DATA LINES ::

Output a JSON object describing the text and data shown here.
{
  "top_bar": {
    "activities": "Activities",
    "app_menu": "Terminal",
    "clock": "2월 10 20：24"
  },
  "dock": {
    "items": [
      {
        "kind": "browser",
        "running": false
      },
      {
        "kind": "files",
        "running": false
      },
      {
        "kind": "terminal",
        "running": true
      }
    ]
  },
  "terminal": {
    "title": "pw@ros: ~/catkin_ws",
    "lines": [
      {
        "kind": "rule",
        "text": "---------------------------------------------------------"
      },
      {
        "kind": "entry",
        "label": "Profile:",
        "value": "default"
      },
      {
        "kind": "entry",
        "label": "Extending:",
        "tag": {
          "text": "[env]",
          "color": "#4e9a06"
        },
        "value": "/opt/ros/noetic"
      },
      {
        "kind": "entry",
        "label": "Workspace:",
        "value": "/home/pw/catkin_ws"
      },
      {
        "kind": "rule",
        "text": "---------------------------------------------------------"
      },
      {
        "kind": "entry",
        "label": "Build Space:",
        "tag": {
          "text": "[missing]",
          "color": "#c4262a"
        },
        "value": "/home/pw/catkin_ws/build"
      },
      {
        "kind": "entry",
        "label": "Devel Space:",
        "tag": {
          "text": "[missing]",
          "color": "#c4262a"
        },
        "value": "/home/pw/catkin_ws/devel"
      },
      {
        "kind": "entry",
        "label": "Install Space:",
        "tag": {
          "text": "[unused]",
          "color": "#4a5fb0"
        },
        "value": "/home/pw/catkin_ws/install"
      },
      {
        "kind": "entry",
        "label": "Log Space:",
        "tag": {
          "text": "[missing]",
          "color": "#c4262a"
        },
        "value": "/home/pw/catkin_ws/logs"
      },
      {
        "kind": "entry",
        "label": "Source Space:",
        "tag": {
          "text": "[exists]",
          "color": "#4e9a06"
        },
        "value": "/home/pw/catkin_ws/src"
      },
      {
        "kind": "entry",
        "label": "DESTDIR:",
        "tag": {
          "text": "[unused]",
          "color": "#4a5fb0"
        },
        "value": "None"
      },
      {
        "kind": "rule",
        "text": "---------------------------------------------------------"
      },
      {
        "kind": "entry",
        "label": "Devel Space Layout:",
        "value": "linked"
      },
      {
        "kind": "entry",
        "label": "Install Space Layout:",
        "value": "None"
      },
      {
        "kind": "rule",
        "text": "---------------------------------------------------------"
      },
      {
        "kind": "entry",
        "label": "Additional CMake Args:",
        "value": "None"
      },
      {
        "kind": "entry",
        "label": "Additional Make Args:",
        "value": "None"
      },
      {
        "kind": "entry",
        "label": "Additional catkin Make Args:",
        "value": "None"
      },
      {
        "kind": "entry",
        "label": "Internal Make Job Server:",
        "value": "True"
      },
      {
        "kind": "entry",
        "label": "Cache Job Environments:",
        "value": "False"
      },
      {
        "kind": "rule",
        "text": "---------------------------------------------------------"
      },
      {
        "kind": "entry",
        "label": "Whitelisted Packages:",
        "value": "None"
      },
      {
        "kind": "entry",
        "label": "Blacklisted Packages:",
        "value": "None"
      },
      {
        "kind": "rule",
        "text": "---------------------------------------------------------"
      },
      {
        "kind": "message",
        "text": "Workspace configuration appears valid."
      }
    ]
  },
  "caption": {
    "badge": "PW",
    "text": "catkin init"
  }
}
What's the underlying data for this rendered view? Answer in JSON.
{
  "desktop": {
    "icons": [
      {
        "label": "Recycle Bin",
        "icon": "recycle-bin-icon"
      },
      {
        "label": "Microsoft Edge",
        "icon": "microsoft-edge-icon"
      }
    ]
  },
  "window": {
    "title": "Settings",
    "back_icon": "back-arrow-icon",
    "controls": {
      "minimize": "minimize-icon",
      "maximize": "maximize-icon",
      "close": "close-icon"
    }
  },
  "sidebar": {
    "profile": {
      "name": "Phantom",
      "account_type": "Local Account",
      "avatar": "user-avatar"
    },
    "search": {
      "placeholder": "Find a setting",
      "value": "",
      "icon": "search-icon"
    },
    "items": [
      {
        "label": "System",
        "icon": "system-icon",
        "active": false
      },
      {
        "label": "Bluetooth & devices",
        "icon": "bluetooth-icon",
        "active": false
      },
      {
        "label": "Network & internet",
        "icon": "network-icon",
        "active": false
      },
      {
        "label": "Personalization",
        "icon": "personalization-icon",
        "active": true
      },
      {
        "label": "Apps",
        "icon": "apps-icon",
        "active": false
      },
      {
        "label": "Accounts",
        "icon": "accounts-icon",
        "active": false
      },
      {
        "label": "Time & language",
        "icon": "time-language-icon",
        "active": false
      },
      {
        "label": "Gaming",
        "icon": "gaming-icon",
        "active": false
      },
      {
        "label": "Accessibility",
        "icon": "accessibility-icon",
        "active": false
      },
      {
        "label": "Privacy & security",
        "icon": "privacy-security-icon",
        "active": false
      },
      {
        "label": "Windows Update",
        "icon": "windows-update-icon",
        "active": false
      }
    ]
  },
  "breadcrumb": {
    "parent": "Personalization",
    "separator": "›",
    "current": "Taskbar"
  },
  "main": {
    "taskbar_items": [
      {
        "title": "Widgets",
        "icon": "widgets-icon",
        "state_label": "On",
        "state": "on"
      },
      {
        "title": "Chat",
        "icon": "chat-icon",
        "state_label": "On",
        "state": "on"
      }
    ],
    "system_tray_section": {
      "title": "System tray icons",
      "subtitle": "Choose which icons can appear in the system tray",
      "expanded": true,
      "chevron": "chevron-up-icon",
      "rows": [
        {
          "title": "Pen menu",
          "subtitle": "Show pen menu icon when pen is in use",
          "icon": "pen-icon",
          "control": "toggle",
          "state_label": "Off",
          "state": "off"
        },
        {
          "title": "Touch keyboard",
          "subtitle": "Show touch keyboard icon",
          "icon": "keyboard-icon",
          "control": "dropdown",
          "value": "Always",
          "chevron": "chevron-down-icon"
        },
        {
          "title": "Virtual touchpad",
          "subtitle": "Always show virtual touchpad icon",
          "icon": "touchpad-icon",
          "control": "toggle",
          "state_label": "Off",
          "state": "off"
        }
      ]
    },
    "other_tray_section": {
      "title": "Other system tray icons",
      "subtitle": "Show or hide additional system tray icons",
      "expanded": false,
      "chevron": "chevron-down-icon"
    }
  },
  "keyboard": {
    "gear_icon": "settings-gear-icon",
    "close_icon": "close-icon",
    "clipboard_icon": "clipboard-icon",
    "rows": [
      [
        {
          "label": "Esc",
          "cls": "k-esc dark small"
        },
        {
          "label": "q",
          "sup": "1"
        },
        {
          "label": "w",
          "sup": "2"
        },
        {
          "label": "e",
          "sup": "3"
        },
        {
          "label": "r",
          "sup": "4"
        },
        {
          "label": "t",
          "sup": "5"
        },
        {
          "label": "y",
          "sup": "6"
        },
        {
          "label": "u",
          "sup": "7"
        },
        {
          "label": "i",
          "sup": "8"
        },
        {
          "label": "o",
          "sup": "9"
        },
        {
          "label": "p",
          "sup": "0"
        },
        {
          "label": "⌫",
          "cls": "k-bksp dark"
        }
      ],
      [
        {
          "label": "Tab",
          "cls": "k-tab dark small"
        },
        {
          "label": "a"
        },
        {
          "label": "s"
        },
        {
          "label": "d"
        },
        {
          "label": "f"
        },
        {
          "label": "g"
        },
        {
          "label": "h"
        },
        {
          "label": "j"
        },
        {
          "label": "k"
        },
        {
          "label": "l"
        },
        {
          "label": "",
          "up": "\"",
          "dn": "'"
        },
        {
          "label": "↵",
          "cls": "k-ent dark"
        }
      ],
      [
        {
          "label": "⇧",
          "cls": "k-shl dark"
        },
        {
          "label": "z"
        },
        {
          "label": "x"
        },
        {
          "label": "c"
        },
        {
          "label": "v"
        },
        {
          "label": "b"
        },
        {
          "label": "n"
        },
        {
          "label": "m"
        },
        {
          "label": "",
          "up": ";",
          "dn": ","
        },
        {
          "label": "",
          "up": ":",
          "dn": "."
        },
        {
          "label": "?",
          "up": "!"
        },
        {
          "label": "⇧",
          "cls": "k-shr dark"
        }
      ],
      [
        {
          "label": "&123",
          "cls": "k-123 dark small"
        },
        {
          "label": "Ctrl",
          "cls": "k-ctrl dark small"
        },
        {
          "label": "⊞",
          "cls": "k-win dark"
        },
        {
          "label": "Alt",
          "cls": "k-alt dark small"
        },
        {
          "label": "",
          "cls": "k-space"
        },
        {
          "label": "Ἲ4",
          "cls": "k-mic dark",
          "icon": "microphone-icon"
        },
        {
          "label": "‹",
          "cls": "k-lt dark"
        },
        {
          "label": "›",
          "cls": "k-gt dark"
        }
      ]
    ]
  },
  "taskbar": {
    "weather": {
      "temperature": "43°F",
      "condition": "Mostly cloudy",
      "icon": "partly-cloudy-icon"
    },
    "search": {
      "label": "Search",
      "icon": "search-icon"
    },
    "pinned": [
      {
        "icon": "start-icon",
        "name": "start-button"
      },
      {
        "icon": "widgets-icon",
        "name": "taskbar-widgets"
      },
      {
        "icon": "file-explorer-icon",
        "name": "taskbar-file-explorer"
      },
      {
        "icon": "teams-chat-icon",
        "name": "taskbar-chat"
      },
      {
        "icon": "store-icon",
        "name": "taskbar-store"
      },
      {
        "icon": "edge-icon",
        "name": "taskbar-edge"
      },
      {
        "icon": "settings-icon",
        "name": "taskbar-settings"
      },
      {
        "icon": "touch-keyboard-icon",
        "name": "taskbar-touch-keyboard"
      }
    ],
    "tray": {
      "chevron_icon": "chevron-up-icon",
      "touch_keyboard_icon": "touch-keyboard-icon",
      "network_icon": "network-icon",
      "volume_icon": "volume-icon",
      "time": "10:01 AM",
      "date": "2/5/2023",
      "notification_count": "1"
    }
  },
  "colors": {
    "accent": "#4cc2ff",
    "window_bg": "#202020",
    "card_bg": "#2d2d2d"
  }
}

WHAT YOU SHOULD DO :: Copy out each line of the records that holds the string "Packages".

WRITTEN ANSWER ::
        "label": "Whitelisted Packages:",
        "label": "Blacklisted Packages:",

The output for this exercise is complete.